--- Data entries ---

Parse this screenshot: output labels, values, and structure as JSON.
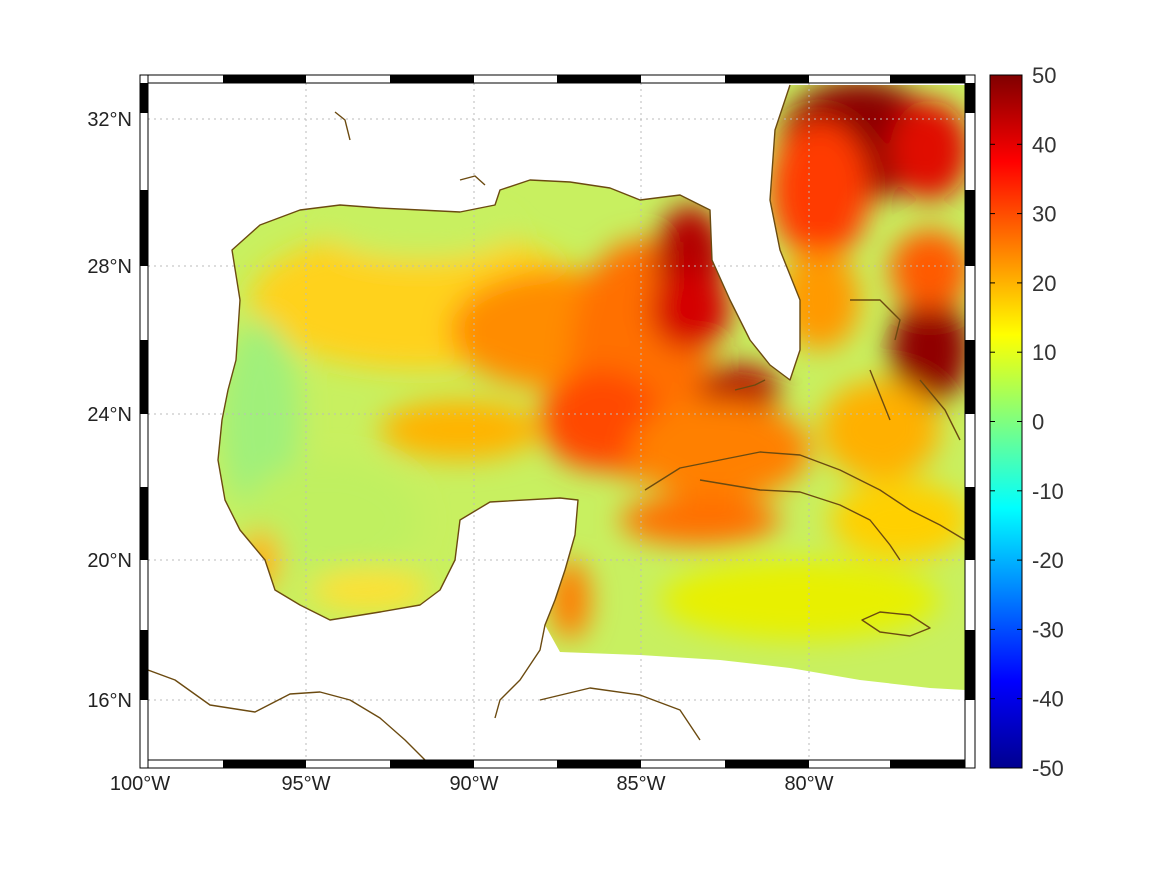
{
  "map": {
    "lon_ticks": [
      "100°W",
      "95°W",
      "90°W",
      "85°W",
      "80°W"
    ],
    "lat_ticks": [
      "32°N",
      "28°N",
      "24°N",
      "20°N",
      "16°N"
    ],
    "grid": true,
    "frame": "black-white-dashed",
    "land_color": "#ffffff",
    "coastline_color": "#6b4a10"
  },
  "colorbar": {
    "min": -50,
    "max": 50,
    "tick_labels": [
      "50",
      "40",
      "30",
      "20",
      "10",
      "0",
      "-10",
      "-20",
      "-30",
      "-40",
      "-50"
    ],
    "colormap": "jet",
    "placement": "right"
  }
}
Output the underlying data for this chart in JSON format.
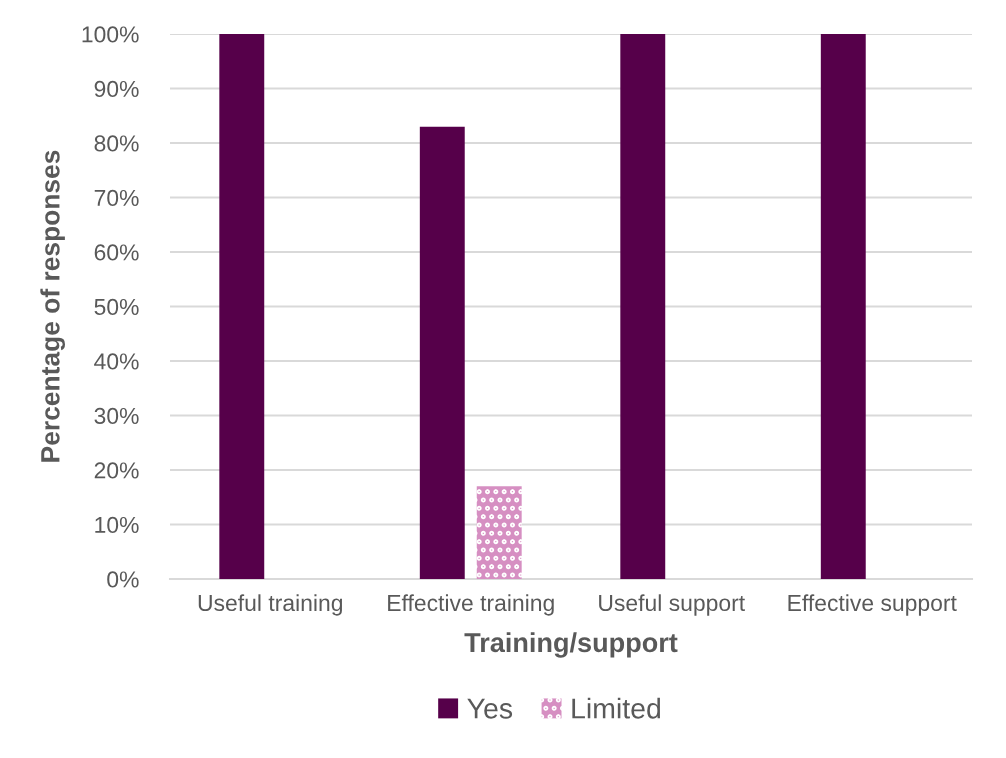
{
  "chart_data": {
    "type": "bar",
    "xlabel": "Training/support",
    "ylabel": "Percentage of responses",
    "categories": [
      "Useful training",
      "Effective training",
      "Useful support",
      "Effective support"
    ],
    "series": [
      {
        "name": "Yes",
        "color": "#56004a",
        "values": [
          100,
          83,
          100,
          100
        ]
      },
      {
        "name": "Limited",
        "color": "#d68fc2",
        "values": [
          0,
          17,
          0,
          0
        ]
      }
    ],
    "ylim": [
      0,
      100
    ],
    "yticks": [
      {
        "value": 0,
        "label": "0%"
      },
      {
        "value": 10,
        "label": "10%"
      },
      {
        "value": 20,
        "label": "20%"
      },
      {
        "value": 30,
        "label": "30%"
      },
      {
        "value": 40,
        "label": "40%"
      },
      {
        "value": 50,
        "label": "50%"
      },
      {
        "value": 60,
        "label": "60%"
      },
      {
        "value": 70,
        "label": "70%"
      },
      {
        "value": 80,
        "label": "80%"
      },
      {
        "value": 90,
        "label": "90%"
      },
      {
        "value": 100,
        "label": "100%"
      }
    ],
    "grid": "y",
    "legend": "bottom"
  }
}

---

Set exercise> Scan the material above for the string "Effective" and report each line where you find it.

The completed task>
      "Effective training",
      "Effective support"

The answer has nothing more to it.